Within the data, how many lines hold the word "GzmB"? Answer with nothing but the number.
--- Data provided ---
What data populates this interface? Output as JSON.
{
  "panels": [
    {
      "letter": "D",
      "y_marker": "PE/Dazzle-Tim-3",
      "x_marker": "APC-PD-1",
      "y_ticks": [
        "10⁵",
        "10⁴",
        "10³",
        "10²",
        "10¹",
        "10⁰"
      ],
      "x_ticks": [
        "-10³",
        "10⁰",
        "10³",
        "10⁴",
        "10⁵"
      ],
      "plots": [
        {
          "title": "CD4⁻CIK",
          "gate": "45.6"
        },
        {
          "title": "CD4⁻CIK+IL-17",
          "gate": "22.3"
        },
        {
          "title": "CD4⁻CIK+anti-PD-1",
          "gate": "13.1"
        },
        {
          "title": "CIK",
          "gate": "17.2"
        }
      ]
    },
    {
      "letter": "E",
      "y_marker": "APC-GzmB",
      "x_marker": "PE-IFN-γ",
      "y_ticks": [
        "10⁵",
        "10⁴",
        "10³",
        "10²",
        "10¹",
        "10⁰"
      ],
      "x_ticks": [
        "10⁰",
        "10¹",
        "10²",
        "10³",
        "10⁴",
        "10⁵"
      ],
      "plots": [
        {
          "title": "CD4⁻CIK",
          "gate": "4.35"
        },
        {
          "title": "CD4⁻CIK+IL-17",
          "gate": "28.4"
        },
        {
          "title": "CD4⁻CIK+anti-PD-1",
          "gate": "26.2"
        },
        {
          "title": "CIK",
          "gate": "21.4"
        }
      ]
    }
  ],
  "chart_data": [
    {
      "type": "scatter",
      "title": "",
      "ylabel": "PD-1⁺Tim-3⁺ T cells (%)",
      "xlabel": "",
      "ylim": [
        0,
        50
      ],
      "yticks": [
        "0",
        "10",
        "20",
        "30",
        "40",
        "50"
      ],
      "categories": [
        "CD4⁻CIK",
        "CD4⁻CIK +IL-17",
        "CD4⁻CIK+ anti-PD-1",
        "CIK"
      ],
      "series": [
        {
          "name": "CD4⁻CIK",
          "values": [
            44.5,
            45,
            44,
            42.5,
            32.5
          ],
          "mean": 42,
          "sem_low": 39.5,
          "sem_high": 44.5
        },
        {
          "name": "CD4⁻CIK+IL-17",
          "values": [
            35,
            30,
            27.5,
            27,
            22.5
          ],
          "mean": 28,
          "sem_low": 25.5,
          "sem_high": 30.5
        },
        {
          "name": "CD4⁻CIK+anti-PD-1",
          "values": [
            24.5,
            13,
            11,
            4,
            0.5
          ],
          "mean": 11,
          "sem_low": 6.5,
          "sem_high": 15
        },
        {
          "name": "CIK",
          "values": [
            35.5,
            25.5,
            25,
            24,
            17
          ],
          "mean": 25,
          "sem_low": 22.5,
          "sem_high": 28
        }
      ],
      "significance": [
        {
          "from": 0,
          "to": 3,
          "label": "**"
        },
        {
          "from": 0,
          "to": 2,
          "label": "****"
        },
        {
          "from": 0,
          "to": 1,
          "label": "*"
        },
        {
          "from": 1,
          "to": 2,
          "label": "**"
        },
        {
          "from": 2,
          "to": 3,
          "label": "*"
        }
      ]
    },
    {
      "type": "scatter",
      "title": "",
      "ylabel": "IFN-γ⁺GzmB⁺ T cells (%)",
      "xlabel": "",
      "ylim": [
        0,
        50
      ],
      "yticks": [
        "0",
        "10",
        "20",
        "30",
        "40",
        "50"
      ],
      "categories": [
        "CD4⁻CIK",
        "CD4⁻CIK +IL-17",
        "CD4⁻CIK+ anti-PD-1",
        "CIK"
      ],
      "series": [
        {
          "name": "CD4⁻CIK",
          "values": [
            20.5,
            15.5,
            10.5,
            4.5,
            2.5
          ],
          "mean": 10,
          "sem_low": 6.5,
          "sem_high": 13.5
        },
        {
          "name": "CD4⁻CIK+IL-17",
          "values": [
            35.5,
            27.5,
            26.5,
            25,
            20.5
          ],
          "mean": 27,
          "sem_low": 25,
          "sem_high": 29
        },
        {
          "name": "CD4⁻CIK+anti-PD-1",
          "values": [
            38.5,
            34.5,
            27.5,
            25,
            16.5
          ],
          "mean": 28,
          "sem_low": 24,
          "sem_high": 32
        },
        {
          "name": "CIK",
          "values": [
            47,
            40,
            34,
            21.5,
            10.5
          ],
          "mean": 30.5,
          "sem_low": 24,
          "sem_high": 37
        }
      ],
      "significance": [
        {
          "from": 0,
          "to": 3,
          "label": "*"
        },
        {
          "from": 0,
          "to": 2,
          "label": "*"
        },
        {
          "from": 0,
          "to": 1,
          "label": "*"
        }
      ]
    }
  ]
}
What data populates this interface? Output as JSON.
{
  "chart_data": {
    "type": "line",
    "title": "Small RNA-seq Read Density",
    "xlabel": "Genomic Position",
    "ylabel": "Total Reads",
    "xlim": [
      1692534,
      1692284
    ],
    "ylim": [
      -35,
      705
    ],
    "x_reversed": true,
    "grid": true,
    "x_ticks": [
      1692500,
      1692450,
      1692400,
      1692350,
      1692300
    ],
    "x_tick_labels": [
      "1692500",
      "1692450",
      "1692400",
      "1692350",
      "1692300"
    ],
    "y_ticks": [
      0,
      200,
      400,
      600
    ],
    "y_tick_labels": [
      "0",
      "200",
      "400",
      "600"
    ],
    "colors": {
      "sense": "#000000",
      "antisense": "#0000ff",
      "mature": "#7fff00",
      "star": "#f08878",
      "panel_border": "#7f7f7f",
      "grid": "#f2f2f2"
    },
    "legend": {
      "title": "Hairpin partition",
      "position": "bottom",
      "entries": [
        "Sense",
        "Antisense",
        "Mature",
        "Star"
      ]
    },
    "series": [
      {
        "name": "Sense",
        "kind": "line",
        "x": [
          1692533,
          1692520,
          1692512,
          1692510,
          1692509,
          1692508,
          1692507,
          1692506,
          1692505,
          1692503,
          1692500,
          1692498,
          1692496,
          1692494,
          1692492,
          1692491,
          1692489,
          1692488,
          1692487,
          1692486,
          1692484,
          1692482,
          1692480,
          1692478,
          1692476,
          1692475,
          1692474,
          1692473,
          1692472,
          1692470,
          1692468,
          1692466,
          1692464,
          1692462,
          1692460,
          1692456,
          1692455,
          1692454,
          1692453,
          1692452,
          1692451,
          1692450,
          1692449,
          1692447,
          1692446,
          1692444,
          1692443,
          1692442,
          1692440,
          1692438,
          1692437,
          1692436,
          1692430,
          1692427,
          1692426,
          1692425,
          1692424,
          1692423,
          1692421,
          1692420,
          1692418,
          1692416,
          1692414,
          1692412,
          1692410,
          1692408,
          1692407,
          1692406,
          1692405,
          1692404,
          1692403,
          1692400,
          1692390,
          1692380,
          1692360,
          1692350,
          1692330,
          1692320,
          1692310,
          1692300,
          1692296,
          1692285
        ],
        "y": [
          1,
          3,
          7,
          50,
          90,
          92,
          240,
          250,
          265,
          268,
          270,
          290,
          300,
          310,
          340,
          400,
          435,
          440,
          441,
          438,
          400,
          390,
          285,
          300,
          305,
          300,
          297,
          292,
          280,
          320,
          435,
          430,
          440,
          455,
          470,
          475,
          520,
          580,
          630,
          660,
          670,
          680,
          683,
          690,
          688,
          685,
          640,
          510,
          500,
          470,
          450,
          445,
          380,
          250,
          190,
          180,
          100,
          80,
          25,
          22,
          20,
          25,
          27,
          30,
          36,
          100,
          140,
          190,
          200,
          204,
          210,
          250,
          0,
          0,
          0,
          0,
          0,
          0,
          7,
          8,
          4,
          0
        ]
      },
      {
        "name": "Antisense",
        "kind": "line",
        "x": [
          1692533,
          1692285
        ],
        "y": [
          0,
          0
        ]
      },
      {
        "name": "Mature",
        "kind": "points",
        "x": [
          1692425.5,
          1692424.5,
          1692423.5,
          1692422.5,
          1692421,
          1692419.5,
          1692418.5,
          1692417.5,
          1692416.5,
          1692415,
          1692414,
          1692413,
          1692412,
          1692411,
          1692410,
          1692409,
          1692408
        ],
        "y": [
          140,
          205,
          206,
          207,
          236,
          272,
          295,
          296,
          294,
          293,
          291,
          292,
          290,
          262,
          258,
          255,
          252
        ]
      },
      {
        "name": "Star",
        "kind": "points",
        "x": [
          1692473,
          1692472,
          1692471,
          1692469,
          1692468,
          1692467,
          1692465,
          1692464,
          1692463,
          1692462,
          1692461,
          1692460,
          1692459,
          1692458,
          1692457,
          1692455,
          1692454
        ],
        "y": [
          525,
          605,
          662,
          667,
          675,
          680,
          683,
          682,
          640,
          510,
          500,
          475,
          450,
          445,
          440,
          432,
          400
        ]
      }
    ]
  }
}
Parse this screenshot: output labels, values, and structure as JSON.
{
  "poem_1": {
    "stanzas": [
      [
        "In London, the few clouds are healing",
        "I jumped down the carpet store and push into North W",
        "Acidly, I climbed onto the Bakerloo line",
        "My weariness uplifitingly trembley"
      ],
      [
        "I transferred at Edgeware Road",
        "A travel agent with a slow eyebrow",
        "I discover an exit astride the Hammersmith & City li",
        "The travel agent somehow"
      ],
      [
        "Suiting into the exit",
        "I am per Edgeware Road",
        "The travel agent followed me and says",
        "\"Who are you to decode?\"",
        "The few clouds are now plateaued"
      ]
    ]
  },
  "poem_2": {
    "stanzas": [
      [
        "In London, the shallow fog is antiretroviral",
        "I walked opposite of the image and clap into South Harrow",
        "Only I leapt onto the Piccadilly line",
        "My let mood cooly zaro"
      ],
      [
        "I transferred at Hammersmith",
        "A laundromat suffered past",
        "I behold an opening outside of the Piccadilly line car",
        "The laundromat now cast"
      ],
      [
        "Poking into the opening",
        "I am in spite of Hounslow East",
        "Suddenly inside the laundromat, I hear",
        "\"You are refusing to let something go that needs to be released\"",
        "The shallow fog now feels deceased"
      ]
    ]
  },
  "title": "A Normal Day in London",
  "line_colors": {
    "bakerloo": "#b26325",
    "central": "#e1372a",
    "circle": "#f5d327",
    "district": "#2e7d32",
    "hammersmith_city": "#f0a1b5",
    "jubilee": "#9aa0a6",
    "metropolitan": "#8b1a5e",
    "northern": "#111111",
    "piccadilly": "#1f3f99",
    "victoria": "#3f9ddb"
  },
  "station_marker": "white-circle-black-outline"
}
---
** Response to this task **
2